Exercise task: Copy out every line exactly as given.

Data shown:

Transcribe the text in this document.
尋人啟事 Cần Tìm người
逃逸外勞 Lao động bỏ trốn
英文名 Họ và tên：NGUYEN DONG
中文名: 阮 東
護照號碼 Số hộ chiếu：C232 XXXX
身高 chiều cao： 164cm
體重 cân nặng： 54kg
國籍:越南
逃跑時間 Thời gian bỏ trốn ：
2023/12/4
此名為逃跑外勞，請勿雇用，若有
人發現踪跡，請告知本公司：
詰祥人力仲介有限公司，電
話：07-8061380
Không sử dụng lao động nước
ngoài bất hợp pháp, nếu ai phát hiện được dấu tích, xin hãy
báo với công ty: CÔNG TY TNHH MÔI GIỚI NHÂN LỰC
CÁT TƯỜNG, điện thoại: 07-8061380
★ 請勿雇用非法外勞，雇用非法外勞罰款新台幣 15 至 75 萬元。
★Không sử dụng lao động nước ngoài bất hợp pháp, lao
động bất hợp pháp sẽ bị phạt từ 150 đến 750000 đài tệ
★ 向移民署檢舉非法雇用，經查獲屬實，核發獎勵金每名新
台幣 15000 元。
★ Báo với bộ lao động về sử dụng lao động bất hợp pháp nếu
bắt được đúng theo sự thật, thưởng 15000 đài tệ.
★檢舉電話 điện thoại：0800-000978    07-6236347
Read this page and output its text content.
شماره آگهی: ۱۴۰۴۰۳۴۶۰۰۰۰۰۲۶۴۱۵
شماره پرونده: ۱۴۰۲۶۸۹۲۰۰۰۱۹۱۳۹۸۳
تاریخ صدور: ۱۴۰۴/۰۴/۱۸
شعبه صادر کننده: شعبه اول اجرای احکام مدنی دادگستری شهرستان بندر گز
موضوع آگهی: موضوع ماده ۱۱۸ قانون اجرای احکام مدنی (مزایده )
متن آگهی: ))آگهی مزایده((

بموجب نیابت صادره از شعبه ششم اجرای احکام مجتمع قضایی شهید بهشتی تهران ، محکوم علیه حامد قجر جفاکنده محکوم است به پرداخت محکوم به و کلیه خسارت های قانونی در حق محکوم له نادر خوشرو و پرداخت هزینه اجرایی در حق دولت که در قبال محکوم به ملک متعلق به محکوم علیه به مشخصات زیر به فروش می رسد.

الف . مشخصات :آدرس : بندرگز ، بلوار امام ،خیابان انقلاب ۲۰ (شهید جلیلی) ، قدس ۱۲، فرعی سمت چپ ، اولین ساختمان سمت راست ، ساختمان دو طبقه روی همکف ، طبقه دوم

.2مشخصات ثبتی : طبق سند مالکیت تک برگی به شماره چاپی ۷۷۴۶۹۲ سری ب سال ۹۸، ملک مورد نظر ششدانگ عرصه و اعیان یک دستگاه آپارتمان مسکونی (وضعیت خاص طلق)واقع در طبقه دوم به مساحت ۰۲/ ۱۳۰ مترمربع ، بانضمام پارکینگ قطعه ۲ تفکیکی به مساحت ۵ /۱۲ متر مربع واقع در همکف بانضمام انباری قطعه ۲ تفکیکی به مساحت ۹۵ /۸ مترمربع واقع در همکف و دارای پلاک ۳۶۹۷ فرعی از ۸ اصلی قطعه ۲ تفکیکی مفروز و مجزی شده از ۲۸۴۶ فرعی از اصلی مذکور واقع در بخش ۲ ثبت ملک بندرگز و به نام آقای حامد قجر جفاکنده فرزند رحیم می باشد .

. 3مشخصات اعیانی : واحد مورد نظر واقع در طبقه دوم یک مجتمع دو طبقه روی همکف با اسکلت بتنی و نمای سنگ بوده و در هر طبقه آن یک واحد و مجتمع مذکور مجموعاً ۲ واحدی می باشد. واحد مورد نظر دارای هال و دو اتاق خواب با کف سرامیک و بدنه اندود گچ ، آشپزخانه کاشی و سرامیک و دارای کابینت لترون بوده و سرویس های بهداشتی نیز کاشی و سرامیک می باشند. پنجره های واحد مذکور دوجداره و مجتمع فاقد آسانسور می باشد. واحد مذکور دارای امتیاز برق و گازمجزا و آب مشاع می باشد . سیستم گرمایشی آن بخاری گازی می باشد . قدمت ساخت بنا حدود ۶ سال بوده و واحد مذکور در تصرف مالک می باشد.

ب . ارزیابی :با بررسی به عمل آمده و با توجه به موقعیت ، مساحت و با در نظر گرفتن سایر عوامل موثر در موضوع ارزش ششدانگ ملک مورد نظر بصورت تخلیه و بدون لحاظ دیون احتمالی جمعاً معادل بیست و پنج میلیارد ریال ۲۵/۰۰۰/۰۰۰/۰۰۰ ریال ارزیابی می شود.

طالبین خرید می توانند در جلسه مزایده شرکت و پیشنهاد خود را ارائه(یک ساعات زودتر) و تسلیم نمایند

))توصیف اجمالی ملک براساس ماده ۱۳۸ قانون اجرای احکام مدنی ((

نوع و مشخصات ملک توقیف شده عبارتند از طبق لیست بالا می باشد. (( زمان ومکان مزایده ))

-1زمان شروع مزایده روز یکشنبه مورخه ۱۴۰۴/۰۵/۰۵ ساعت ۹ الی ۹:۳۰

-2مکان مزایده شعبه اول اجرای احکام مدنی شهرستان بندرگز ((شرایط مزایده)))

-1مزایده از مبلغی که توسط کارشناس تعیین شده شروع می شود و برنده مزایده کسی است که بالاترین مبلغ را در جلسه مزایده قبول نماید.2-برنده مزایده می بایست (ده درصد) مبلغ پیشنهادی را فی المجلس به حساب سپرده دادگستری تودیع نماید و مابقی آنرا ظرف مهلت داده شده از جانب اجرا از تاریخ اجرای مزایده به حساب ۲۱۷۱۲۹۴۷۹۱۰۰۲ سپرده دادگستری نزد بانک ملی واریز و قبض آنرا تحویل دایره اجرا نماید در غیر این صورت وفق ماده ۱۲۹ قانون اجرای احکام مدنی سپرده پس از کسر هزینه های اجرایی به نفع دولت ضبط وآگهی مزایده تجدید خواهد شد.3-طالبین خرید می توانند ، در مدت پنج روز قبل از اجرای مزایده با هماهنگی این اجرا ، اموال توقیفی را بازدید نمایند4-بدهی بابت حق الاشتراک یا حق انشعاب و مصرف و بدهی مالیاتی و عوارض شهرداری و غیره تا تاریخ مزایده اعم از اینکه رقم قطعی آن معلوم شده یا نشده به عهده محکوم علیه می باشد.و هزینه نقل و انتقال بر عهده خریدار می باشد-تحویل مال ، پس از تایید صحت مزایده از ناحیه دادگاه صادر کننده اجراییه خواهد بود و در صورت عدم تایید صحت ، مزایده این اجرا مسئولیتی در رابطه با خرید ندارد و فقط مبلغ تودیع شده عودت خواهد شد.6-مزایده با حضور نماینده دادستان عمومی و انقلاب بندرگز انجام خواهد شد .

Worked solution:
Transcribe the text in this document.
尋人啟事 Cần Tìm người
逃逸外勞 Lao động bỏ trốn
英文名 Họ và tên：NGUYEN DONG
中文名: 阮 東
護照號碼 Số hộ chiếu：C232 XXXX
身高 chiều cao： 164cm
體重 cân nặng： 54kg
國籍:越南
逃跑時間 Thời gian bỏ trốn ：
2023/12/4
此名為逃跑外勞，請勿雇用，若有
人發現踪跡，請告知本公司：
詰祥人力仲介有限公司，電
話：07-8061380
Không sử dụng lao động nước
ngoài bất hợp pháp, nếu ai phát hiện được dấu tích, xin hãy
báo với công ty: CÔNG TY TNHH MÔI GIỚI NHÂN LỰC
CÁT TƯỜNG, điện thoại: 07-8061380
★ 請勿雇用非法外勞，雇用非法外勞罰款新台幣 15 至 75 萬元。
★Không sử dụng lao động nước ngoài bất hợp pháp, lao
động bất hợp pháp sẽ bị phạt từ 150 đến 750000 đài tệ
★ 向移民署檢舉非法雇用，經查獲屬實，核發獎勵金每名新
台幣 15000 元。
★ Báo với bộ lao động về sử dụng lao động bất hợp pháp nếu
bắt được đúng theo sự thật, thưởng 15000 đài tệ.
★檢舉電話 điện thoại：0800-000978    07-6236347
Read this page and output its text content.
شماره آگهی: ۱۴۰۴۰۳۴۶۰۰۰۰۰۲۶۴۱۵
شماره پرونده: ۱۴۰۲۶۸۹۲۰۰۰۱۹۱۳۹۸۳
تاریخ صدور: ۱۴۰۴/۰۴/۱۸
شعبه صادر کننده: شعبه اول اجرای احکام مدنی دادگستری شهرستان بندر گز
موضوع آگهی: موضوع ماده ۱۱۸ قانون اجرای احکام مدنی (مزایده )
متن آگهی: ))آگهی مزایده((

بموجب نیابت صادره از شعبه ششم اجرای احکام مجتمع قضایی شهید بهشتی تهران ، محکوم علیه حامد قجر جفاکنده محکوم است به پرداخت محکوم به و کلیه خسارت های قانونی در حق محکوم له نادر خوشرو و پرداخت هزینه اجرایی در حق دولت که در قبال محکوم به ملک متعلق به محکوم علیه به مشخصات زیر به فروش می رسد.

الف . مشخصات :آدرس : بندرگز ، بلوار امام ،خیابان انقلاب ۲۰ (شهید جلیلی) ، قدس ۱۲، فرعی سمت چپ ، اولین ساختمان سمت راست ، ساختمان دو طبقه روی همکف ، طبقه دوم

.2مشخصات ثبتی : طبق سند مالکیت تک برگی به شماره چاپی ۷۷۴۶۹۲ سری ب سال ۹۸، ملک مورد نظر ششدانگ عرصه و اعیان یک دستگاه آپارتمان مسکونی (وضعیت خاص طلق)واقع در طبقه دوم به مساحت ۰۲/ ۱۳۰ مترمربع ، بانضمام پارکینگ قطعه ۲ تفکیکی به مساحت ۵ /۱۲ متر مربع واقع در همکف بانضمام انباری قطعه ۲ تفکیکی به مساحت ۹۵ /۸ مترمربع واقع در همکف و دارای پلاک ۳۶۹۷ فرعی از ۸ اصلی قطعه ۲ تفکیکی مفروز و مجزی شده از ۲۸۴۶ فرعی از اصلی مذکور واقع در بخش ۲ ثبت ملک بندرگز و به نام آقای حامد قجر جفاکنده فرزند رحیم می باشد .

. 3مشخصات اعیانی : واحد مورد نظر واقع در طبقه دوم یک مجتمع دو طبقه روی همکف با اسکلت بتنی و نمای سنگ بوده و در هر طبقه آن یک واحد و مجتمع مذکور مجموعاً ۲ واحدی می باشد. واحد مورد نظر دارای هال و دو اتاق خواب با کف سرامیک و بدنه اندود گچ ، آشپزخانه کاشی و سرامیک و دارای کابینت لترون بوده و سرویس های بهداشتی نیز کاشی و سرامیک می باشند. پنجره های واحد مذکور دوجداره و مجتمع فاقد آسانسور می باشد. واحد مذکور دارای امتیاز برق و گازمجزا و آب مشاع می باشد . سیستم گرمایشی آن بخاری گازی می باشد . قدمت ساخت بنا حدود ۶ سال بوده و واحد مذکور در تصرف مالک می باشد.

ب . ارزیابی :با بررسی به عمل آمده و با توجه به موقعیت ، مساحت و با در نظر گرفتن سایر عوامل موثر در موضوع ارزش ششدانگ ملک مورد نظر بصورت تخلیه و بدون لحاظ دیون احتمالی جمعاً معادل بیست و پنج میلیارد ریال ۲۵/۰۰۰/۰۰۰/۰۰۰ ریال ارزیابی می شود.

طالبین خرید می توانند در جلسه مزایده شرکت و پیشنهاد خود را ارائه(یک ساعات زودتر) و تسلیم نمایند

))توصیف اجمالی ملک براساس ماده ۱۳۸ قانون اجرای احکام مدنی ((

نوع و مشخصات ملک توقیف شده عبارتند از طبق لیست بالا می باشد. (( زمان ومکان مزایده ))

-1زمان شروع مزایده روز یکشنبه مورخه ۱۴۰۴/۰۵/۰۵ ساعت ۹ الی ۹:۳۰

-2مکان مزایده شعبه اول اجرای احکام مدنی شهرستان بندرگز ((شرایط مزایده)))

-1مزایده از مبلغی که توسط کارشناس تعیین شده شروع می شود و برنده مزایده کسی است که بالاترین مبلغ را در جلسه مزایده قبول نماید.2-برنده مزایده می بایست (ده درصد) مبلغ پیشنهادی را فی المجلس به حساب سپرده دادگستری تودیع نماید و مابقی آنرا ظرف مهلت داده شده از جانب اجرا از تاریخ اجرای مزایده به حساب ۲۱۷۱۲۹۴۷۹۱۰۰۲ سپرده دادگستری نزد بانک ملی واریز و قبض آنرا تحویل دایره اجرا نماید در غیر این صورت وفق ماده ۱۲۹ قانون اجرای احکام مدنی سپرده پس از کسر هزینه های اجرایی به نفع دولت ضبط وآگهی مزایده تجدید خواهد شد.3-طالبین خرید می توانند ، در مدت پنج روز قبل از اجرای مزایده با هماهنگی این اجرا ، اموال توقیفی را بازدید نمایند4-بدهی بابت حق الاشتراک یا حق انشعاب و مصرف و بدهی مالیاتی و عوارض شهرداری و غیره تا تاریخ مزایده اعم از اینکه رقم قطعی آن معلوم شده یا نشده به عهده محکوم علیه می باشد.و هزینه نقل و انتقال بر عهده خریدار می باشد-تحویل مال ، پس از تایید صحت مزایده از ناحیه دادگاه صادر کننده اجراییه خواهد بود و در صورت عدم تایید صحت ، مزایده این اجرا مسئولیتی در رابطه با خرید ندارد و فقط مبلغ تودیع شده عودت خواهد شد.6-مزایده با حضور نماینده دادستان عمومی و انقلاب بندرگز انجام خواهد شد .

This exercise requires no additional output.